• [YOUR OBJECTIVE]
Retype all the entries word for word, but omit the pictures.

[BEGIN]

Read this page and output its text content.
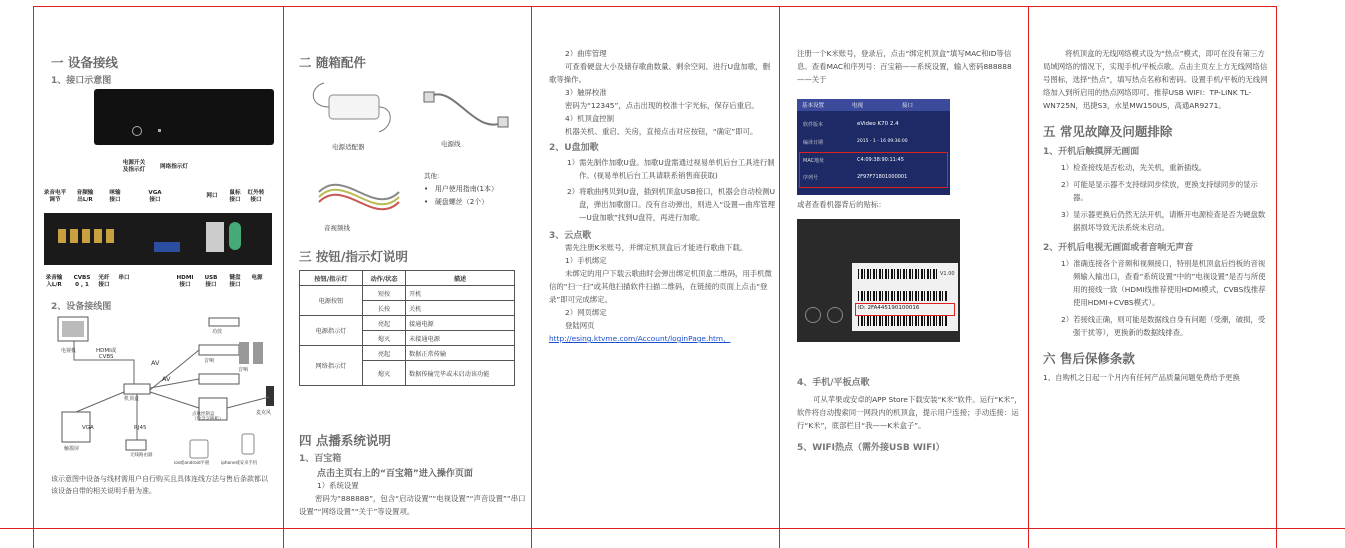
一 设备接线
1、接口示意图
电源开关
及指示灯	网络指示灯
录音电平
调节
音频输
出L/R
咪输
接口
VGA
接口
网口	鼠标
接口
红外转
接口
录音输
入L/R
CVBS
0 , 1
光纤
接口
串口	HDMI
接口
USB
接口
键盘
接口
电源
2、设备接线图
电视机	HDMI或
CVBS
AV
AV
机顶盒
功放
音响
音响
点歌控制盒
（包含交换机）
麦克风
VGA	RJ45
无线路由器
触摸屏
ios或android平板	iphone或安卓手机
该示意图中设备与线材需用户自行购买且具体连线方法与售后条款都以该设备自带的相关说明手册为准。
二 随箱配件
电源适配器	电源线
音视频线
其他：
•   用户使用指南(1本）
•   硬盘螺丝（2个）
三 按钮/指示灯说明
按钮/指示灯	动作/状态	描述
电源按钮	短按	开机
	长按	关机
电源指示灯	亮起	接通电源
	熄灭	未接通电源
网络指示灯	亮起	数据正常传输
	熄灭	数据传输完毕或未启动该功能
四 点播系统说明
1、百宝箱
点击主页右上的“百宝箱”进入操作页面
1）系统设置
密码为“888888”，包含“启动设置”“电视设置”“声音设置”“串口设置”“网络设置”“关于”等设置项。

2）曲库管理

可查看硬盘大小及储存歌曲数量、剩余空间、进行U盘加歌，删歌等操作。

3）触屏校准

密码为“12345”，点击出现的校准十字光标，保存后重启。

4）机顶盒控制

机器关机、重启、关房，直接点击对应按钮，“确定”即可。

2、U盘加歌

1）需先制作加歌U盘。加歌U盘需通过视易单机后台工具进行制作。(视易单机后台工具请联系销售商获取)

2）将歌曲拷贝到U盘，插到机顶盒USB接口，机器会自动检测U盘，弹出加歌窗口。没有自动弹出，则进入“设置—曲库管理—U盘加歌”找到U盘符，再进行加歌。

3、云点歌

需先注册K米账号，并绑定机顶盒后才能进行歌曲下载。

1）手机绑定

未绑定的用户下载云歌曲时会弹出绑定机顶盒二维码，用手机微信的“扫一扫”或其他扫描软件扫描二维码，在链接的页面上点击“登录”即可完成绑定。

2）网页绑定

登陆网页

http://esing.ktvme.com/Account/loginPage.htm，

注册一个K米账号，登录后，点击“绑定机顶盒”填写MAC和ID等信息。查看MAC和序列号：百宝箱——系统设置，输入密码888888——关于
基本设置	电视	接口
软件版本	eVideo K70 2.4
编译日期	2015 - 1 - 16 09:36:00
MAC地址	C4:09:38:90:11:45
序列号	2F97F71801000001
或者查看机器背后的贴标：
V1.00
ID: 2FA445190100016
4、手机/平板点歌
可从苹果或安卓的APP Store下载安装“K米”软件。运行“K米”，软件将自动搜索同一网段内的机顶盒，提示用户连接；手动连接：运行“K米”，底部栏目“我——K米盒子”。
5、WIFI热点（需外接USB WIFI）

将机顶盒的无线网络模式设为“热点”模式，即可在没有第三方局域网络的情况下，实现手机/平板点歌。点击主页左上方无线网络信号图标，选择“热点”，填写热点名称和密码。设置手机/平板的无线网络加入到所启用的热点网络即可。推荐USB WIFI：TP-LINK TL-WN725N，迅捷S3，水星MW150US，高通AR9271。

五 常见故障及问题排除

1、开机后触摸屏无画面

1）检查接线是否松动，先关机，重新插线。

2）可能是显示器不支持绿同步续放，更换支持绿同步的显示器。

3）显示器更换后仍然无法开机，请断开电源检查是否为硬盘数据损坏导致无法系统未启动。

2、开机后电视无画面或者音响无声音

1）准确连接各个音频和视频接口，特别是机顶盒后挡板的音视频输入输出口，查看”系统设置”中的”电视设置”是否与所使用的接线一致（HDMI线推荐使用HDMI模式，CVBS线推荐使用HDMI+CVBS模式）。

2）若接线正确，则可能是数据线自身有问题（受潮，破损，受强干扰等），更换新的数据线排查。

六 售后保修条款

1、自购机之日起一个月内有任何产品质量问题免费给予更换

[END]

• [EXERCISE RESPONSE]
Read this page and output its text content.
一 设备接线
1、接口示意图
电源开关
及指示灯	网络指示灯
录音电平
调节
音频输
出L/R
咪输
接口
VGA
接口
网口	鼠标
接口
红外转
接口
录音输
入L/R
CVBS
0 , 1
光纤
接口
串口	HDMI
接口
USB
接口
键盘
接口
电源
2、设备接线图
电视机	HDMI或
CVBS
AV
AV
机顶盒
功放
音响
音响
点歌控制盒
（包含交换机）
麦克风
VGA	RJ45
无线路由器
触摸屏
ios或android平板	iphone或安卓手机
该示意图中设备与线材需用户自行购买且具体连线方法与售后条款都以该设备自带的相关说明手册为准。
二 随箱配件
电源适配器	电源线
音视频线
其他：
•   用户使用指南(1本）
•   硬盘螺丝（2个）
三 按钮/指示灯说明
按钮/指示灯	动作/状态	描述
电源按钮	短按	开机
	长按	关机
电源指示灯	亮起	接通电源
	熄灭	未接通电源
网络指示灯	亮起	数据正常传输
	熄灭	数据传输完毕或未启动该功能
四 点播系统说明
1、百宝箱
点击主页右上的“百宝箱”进入操作页面
1）系统设置
密码为“888888”，包含“启动设置”“电视设置”“声音设置”“串口设置”“网络设置”“关于”等设置项。

2）曲库管理

可查看硬盘大小及储存歌曲数量、剩余空间、进行U盘加歌，删歌等操作。

3）触屏校准

密码为“12345”，点击出现的校准十字光标，保存后重启。

4）机顶盒控制

机器关机、重启、关房，直接点击对应按钮，“确定”即可。

2、U盘加歌

1）需先制作加歌U盘。加歌U盘需通过视易单机后台工具进行制作。(视易单机后台工具请联系销售商获取)

2）将歌曲拷贝到U盘，插到机顶盒USB接口，机器会自动检测U盘，弹出加歌窗口。没有自动弹出，则进入“设置—曲库管理—U盘加歌”找到U盘符，再进行加歌。

3、云点歌

需先注册K米账号，并绑定机顶盒后才能进行歌曲下载。

1）手机绑定

未绑定的用户下载云歌曲时会弹出绑定机顶盒二维码，用手机微信的“扫一扫”或其他扫描软件扫描二维码，在链接的页面上点击“登录”即可完成绑定。

2）网页绑定

登陆网页

http://esing.ktvme.com/Account/loginPage.htm，

注册一个K米账号，登录后，点击“绑定机顶盒”填写MAC和ID等信息。查看MAC和序列号：百宝箱——系统设置，输入密码888888——关于
基本设置	电视	接口
软件版本	eVideo K70 2.4
编译日期	2015 - 1 - 16 09:36:00
MAC地址	C4:09:38:90:11:45
序列号	2F97F71801000001
或者查看机器背后的贴标：
V1.00
ID: 2FA445190100016
4、手机/平板点歌
可从苹果或安卓的APP Store下载安装“K米”软件。运行“K米”，软件将自动搜索同一网段内的机顶盒，提示用户连接；手动连接：运行“K米”，底部栏目“我——K米盒子”。
5、WIFI热点（需外接USB WIFI）

将机顶盒的无线网络模式设为“热点”模式，即可在没有第三方局域网络的情况下，实现手机/平板点歌。点击主页左上方无线网络信号图标，选择“热点”，填写热点名称和密码。设置手机/平板的无线网络加入到所启用的热点网络即可。推荐USB WIFI：TP-LINK TL-WN725N，迅捷S3，水星MW150US，高通AR9271。

五 常见故障及问题排除

1、开机后触摸屏无画面

1）检查接线是否松动，先关机，重新插线。

2）可能是显示器不支持绿同步续放，更换支持绿同步的显示器。

3）显示器更换后仍然无法开机，请断开电源检查是否为硬盘数据损坏导致无法系统未启动。

2、开机后电视无画面或者音响无声音

1）准确连接各个音频和视频接口，特别是机顶盒后挡板的音视频输入输出口，查看”系统设置”中的”电视设置”是否与所使用的接线一致（HDMI线推荐使用HDMI模式，CVBS线推荐使用HDMI+CVBS模式）。

2）若接线正确，则可能是数据线自身有问题（受潮，破损，受强干扰等），更换新的数据线排查。

六 售后保修条款

1、自购机之日起一个月内有任何产品质量问题免费给予更换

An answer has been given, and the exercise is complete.